Set exercise> Pick out the lines in the listing below that contain the word "changing" and copy them.

Entries provided>
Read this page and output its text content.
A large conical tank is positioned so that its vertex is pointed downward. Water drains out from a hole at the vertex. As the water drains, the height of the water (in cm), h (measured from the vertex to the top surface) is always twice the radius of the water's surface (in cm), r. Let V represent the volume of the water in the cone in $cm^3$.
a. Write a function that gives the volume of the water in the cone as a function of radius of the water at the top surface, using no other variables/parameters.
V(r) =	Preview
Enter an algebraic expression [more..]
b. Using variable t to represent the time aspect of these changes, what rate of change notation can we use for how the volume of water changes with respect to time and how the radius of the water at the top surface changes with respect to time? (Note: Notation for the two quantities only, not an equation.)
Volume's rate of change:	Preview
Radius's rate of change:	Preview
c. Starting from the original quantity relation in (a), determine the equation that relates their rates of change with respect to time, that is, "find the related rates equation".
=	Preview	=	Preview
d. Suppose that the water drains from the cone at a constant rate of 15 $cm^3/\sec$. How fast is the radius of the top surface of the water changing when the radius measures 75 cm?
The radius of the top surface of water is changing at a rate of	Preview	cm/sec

Task solution>
d. Suppose that the water drains from the cone at a constant rate of 15 $cm^3/\sec$. How fast is the radius of the top surface of the water changing when the radius measures 75 cm?
The radius of the top surface of water is changing at a rate of	Preview	cm/sec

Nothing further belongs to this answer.